Gather from the material every line that contains the string "coded".

--- START DATASET RECORDS ---

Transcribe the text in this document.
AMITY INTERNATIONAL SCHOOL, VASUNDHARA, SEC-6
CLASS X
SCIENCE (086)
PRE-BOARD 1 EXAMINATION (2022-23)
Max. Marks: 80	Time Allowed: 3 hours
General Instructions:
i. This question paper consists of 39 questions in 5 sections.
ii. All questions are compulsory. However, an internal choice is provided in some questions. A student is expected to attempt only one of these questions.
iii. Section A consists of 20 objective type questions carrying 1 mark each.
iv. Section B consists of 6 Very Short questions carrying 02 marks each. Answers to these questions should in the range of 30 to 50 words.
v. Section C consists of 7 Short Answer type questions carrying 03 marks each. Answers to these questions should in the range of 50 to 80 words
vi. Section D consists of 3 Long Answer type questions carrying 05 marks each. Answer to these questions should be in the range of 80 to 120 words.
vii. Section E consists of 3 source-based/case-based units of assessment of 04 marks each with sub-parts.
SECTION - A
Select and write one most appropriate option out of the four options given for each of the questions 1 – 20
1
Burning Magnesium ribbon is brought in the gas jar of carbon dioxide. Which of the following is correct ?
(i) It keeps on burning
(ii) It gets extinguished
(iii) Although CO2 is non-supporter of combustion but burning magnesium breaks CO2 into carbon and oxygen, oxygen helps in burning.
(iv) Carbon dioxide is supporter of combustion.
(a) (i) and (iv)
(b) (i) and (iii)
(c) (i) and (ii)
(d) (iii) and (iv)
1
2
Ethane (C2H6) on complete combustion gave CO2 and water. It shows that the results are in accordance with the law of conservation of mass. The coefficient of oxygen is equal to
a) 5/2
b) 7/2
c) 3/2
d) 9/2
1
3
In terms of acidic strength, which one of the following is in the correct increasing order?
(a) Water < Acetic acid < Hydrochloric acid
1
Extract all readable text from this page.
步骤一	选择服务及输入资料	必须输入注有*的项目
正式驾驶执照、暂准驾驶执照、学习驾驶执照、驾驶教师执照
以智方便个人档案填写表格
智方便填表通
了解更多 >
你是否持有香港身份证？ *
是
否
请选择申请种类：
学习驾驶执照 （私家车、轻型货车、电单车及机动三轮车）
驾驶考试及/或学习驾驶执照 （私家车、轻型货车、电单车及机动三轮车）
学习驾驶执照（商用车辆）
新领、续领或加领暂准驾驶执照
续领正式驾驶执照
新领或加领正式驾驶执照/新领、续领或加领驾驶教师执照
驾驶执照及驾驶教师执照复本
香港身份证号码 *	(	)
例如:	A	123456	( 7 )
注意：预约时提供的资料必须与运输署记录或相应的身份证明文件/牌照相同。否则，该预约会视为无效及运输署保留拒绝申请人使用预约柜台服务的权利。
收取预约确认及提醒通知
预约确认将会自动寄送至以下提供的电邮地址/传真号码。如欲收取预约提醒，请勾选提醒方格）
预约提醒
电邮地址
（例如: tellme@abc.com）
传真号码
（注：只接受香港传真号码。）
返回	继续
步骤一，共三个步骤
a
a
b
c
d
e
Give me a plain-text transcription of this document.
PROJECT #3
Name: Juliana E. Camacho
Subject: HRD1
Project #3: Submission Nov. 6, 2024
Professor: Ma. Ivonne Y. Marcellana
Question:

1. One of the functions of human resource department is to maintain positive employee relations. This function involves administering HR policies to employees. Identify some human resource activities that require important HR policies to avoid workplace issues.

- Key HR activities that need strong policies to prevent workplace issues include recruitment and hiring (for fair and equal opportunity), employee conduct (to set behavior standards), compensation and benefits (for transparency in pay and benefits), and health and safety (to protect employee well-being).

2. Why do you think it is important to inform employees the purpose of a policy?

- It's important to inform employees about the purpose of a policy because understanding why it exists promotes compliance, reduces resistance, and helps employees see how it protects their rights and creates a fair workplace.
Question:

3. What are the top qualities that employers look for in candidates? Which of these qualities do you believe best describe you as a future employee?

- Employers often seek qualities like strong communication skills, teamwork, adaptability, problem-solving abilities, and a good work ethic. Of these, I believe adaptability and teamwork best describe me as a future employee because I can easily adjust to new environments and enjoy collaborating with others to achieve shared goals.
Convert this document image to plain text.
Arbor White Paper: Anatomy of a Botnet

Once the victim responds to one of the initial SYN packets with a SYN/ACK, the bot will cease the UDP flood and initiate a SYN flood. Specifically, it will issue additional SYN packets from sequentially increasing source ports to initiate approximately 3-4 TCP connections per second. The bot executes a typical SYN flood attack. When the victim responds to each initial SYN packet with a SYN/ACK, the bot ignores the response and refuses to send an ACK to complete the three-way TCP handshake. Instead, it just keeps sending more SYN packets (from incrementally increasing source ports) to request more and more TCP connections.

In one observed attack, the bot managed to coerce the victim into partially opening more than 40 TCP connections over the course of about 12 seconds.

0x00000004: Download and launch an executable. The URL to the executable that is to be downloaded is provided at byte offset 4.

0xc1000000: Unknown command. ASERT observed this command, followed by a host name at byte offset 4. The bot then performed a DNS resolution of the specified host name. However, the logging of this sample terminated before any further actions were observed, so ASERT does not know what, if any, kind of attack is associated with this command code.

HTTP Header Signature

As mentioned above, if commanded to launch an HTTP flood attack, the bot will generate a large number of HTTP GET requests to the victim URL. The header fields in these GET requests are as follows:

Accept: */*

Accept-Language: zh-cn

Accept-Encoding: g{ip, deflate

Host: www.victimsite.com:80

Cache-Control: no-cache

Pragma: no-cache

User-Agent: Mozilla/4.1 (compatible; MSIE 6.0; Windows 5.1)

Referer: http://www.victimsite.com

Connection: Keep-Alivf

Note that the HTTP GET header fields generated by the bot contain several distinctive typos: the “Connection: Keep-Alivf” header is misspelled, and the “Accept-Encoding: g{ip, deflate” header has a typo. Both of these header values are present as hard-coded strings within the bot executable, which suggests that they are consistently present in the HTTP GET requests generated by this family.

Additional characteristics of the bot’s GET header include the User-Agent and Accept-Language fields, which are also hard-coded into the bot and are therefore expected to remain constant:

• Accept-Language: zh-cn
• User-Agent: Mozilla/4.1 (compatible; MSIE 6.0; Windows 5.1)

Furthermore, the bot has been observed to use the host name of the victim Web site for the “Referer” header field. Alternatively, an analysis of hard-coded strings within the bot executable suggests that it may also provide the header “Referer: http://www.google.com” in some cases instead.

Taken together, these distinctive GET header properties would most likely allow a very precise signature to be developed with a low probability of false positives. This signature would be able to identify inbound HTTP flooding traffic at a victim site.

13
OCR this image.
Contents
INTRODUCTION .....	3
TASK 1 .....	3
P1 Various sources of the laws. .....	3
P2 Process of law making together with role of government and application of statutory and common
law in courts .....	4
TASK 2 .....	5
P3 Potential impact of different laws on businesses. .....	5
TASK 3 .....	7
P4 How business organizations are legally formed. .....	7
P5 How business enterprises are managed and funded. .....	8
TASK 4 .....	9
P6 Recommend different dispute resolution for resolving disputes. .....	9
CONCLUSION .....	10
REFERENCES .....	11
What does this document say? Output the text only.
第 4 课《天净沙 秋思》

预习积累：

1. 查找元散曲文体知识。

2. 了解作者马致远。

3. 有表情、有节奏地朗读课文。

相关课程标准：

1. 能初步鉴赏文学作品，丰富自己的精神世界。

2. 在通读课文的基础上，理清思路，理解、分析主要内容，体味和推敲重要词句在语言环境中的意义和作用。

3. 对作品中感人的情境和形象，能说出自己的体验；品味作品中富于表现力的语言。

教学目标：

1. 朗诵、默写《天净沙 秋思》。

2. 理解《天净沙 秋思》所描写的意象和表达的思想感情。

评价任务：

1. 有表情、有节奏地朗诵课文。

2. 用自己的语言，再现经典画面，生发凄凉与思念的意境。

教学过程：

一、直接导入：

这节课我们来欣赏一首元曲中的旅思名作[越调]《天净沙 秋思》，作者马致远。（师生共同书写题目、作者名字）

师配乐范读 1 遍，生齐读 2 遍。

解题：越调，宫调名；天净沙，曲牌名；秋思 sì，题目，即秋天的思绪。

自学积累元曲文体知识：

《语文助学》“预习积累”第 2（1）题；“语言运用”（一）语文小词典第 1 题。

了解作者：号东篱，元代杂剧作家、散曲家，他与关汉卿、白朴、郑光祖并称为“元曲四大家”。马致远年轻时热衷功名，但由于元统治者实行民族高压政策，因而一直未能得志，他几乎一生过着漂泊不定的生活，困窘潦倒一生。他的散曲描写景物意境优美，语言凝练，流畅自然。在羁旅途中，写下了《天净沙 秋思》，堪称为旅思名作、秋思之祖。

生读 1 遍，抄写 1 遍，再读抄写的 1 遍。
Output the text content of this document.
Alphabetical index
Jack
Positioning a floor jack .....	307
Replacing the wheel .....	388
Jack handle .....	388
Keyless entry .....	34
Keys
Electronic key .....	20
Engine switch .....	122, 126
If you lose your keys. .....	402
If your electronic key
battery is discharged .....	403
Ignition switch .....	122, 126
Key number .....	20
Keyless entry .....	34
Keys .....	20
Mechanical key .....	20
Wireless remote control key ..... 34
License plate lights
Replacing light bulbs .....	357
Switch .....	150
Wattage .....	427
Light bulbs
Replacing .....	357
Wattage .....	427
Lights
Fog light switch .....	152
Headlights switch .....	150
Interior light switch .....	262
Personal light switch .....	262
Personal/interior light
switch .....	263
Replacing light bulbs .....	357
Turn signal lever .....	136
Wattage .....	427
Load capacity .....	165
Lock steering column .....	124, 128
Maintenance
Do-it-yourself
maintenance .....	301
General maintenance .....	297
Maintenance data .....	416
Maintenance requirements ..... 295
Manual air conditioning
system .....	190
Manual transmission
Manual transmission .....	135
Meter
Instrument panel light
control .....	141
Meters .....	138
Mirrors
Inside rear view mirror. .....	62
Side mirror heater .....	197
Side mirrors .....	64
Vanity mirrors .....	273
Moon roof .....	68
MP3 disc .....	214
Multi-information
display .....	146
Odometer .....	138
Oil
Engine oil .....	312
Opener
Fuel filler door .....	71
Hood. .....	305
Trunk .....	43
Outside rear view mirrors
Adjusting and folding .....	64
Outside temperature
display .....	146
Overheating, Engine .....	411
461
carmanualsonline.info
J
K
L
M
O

--- END DATASET RECORDS ---

OUTPUT FOR THIS TASK »
Note that the HTTP GET header fields generated by the bot contain several distinctive typos: the “Connection: Keep-Alivf” header is misspelled, and the “Accept-Encoding: g{ip, deflate” header has a typo. Both of these header values are present as hard-coded strings within the bot executable, which suggests that they are consistently present in the HTTP GET requests generated by this family.
Additional characteristics of the bot’s GET header include the User-Agent and Accept-Language fields, which are also hard-coded into the bot and are therefore expected to remain constant:
Furthermore, the bot has been observed to use the host name of the victim Web site for the “Referer” header field. Alternatively, an analysis of hard-coded strings within the bot executable suggests that it may also provide the header “Referer: http://www.google.com” in some cases instead.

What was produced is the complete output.